● EXERCISE REQUIREMENTS:
Return all lines below containing the word "findiß".

● Source data:
──────────────────────────────
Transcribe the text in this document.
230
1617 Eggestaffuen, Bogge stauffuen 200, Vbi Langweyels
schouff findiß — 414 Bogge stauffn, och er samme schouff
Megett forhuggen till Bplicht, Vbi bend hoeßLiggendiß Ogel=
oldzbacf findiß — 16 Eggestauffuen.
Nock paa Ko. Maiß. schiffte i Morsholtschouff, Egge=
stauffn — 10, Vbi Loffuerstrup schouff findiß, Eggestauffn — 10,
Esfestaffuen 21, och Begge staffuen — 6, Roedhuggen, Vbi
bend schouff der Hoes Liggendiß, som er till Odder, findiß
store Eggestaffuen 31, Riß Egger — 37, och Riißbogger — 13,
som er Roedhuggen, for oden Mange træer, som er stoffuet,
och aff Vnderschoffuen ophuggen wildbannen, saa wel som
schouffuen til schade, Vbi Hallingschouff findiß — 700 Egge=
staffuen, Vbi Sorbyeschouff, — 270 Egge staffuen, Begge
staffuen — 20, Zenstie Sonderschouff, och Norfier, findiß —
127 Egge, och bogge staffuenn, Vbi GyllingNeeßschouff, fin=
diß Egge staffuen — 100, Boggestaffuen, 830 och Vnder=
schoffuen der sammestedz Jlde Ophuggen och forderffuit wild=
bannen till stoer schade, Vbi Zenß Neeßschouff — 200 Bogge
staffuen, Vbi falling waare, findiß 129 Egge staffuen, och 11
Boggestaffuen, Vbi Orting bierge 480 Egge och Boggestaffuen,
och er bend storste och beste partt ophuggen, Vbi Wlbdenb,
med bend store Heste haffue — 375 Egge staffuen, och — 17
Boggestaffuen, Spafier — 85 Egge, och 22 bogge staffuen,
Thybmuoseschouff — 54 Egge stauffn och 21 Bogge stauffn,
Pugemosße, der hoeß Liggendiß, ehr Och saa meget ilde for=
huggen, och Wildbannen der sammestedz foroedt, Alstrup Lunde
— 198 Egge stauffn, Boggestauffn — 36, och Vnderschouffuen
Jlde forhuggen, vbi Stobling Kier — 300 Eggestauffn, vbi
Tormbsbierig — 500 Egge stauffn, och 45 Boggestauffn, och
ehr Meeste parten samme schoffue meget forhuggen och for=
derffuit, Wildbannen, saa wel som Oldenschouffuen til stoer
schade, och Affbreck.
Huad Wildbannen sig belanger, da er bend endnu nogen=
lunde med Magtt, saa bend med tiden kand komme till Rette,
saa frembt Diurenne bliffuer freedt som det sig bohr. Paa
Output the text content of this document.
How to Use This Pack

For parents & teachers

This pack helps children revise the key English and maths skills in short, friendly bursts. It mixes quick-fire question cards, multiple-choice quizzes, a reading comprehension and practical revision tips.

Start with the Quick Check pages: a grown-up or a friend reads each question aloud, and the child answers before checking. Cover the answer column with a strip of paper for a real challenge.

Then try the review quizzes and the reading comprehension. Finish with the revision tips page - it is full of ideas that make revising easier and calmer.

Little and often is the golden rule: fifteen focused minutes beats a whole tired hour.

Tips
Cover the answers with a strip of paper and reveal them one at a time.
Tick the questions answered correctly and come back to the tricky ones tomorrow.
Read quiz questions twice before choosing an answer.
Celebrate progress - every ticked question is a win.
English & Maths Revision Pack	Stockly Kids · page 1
──────────────────────────────
● SOLUTION TO THIS EXERCISE:
schouff findiß — 414 Bogge stauffn, och er samme schouff
oldzbacf findiß — 16 Eggestauffuen.
stauffn — 10, Vbi Loffuerstrup schouff findiß, Eggestauffn — 10,
bend schouff der Hoes Liggendiß, som er till Odder, findiß
schouffuen til schade, Vbi Hallingschouff findiß — 700 Egge=
staffuen — 20, Zenstie Sonderschouff, och Norfier, findiß —
staffuen, Vbi falling waare, findiß 129 Egge staffuen, och 11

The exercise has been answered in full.